* **INFORMATION PROVIDED**
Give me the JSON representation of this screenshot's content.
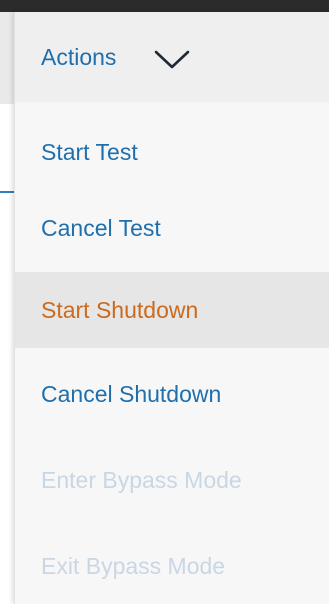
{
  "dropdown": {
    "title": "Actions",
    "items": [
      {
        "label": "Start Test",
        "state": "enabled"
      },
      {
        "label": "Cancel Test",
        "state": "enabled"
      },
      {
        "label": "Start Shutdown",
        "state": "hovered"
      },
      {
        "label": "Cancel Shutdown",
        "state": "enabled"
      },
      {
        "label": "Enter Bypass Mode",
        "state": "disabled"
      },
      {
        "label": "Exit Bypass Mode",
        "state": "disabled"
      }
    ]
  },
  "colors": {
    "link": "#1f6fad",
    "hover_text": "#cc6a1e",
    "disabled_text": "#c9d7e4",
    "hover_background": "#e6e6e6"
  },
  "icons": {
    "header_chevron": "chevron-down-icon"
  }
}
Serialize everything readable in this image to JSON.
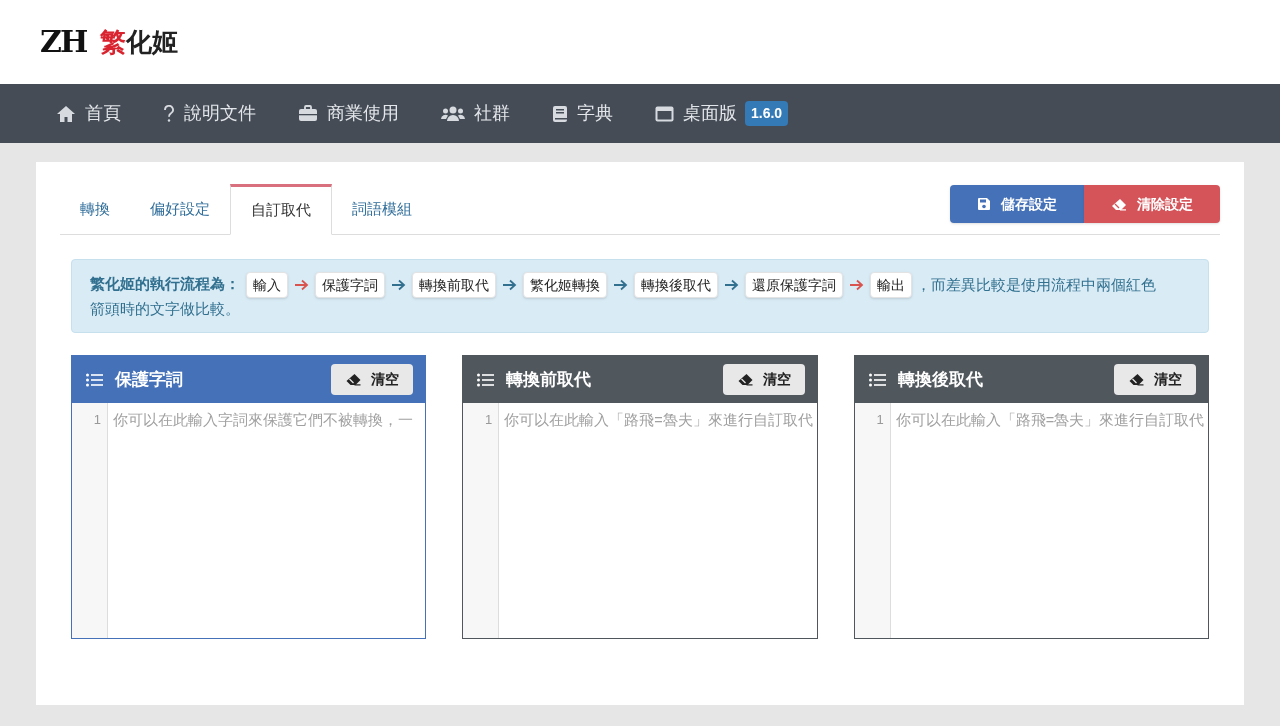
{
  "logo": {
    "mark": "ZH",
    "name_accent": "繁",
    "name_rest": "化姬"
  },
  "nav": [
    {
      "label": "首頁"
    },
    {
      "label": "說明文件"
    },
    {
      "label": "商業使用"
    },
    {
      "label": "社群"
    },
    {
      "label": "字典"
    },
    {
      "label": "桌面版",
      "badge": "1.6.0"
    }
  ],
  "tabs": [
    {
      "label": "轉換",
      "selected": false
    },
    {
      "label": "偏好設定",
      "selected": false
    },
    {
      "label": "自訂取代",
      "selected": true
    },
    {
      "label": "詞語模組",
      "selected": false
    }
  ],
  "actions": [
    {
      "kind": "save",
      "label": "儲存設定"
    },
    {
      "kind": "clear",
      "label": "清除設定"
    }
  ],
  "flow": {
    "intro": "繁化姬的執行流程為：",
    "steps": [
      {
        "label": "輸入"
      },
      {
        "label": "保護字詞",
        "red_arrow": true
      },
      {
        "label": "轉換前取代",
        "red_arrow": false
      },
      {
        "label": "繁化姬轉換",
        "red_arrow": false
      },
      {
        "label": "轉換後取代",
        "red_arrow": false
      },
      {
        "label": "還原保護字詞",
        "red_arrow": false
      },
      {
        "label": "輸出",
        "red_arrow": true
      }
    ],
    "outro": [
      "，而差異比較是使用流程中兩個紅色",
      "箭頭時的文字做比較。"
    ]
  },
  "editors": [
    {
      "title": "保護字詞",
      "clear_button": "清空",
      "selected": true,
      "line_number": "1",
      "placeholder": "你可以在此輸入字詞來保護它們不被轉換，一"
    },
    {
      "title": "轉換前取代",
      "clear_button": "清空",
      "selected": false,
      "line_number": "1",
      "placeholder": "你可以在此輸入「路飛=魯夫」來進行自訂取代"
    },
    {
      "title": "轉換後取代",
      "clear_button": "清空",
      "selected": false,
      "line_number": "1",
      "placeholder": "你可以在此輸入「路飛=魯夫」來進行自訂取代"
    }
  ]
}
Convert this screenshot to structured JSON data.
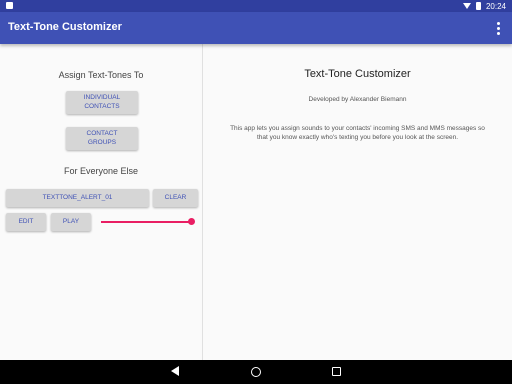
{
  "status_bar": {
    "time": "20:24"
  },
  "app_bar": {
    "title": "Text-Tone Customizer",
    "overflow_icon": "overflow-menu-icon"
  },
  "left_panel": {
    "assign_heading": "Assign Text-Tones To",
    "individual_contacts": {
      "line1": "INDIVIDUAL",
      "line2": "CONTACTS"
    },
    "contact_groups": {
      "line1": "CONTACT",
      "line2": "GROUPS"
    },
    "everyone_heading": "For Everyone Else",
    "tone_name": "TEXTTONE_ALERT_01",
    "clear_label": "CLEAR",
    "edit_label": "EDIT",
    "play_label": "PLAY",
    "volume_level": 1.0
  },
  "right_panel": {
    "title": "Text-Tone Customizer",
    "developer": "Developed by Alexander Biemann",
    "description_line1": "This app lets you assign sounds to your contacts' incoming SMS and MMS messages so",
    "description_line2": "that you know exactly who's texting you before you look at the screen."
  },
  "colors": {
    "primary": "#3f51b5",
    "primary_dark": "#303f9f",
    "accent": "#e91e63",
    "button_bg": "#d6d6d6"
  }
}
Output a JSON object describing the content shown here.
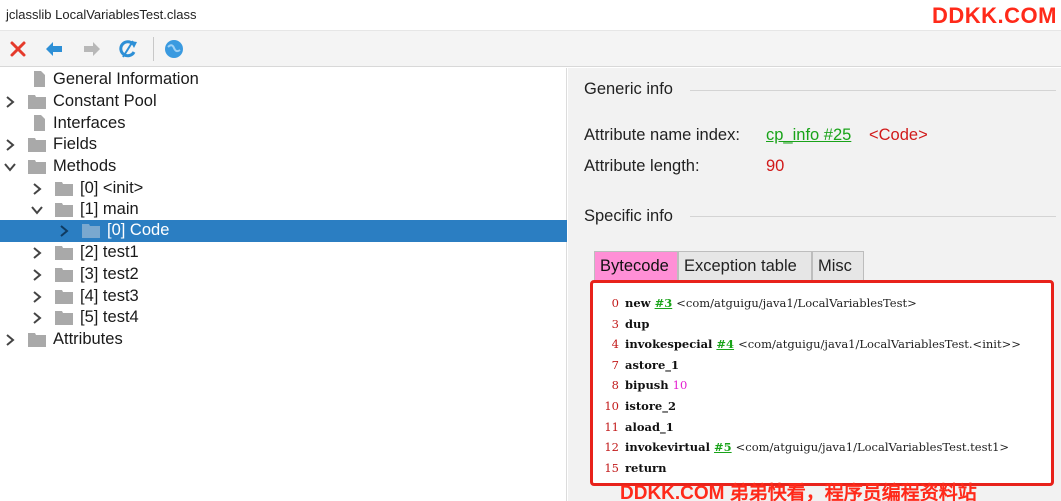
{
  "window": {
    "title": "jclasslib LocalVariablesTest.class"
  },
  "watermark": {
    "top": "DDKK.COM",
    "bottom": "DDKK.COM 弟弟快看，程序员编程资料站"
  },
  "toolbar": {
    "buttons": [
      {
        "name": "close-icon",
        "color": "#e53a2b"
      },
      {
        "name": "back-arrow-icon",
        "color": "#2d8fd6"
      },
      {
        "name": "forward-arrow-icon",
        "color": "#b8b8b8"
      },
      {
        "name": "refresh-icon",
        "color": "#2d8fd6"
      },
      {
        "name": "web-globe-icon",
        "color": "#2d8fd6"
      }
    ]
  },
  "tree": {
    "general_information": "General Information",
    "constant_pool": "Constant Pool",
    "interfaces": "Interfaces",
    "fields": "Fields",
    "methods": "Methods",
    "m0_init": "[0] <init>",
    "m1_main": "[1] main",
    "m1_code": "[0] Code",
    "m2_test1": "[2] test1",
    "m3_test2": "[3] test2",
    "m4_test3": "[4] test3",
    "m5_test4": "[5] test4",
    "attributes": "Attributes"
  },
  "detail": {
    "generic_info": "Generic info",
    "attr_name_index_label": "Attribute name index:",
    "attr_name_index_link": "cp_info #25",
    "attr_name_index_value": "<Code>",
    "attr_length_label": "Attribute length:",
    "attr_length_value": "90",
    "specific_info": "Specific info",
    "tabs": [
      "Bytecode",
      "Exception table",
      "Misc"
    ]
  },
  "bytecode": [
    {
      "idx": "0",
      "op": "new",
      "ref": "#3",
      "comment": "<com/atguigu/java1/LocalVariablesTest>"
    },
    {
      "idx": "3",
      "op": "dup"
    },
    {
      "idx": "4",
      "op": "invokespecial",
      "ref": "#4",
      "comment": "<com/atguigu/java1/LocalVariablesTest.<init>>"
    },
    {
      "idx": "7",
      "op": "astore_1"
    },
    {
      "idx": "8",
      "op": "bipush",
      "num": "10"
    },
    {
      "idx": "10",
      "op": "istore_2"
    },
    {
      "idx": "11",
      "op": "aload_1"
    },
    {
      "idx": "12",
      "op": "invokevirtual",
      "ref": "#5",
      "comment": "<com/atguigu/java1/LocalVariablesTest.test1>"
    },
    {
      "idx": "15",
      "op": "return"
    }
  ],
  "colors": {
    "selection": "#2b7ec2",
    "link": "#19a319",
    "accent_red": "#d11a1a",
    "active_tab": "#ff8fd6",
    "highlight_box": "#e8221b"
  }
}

* **PROBLEM REQUIREMENTS**
Count the lines that include the word "Mode" and state the result as a bare number.

* **FINAL ANSWER**
2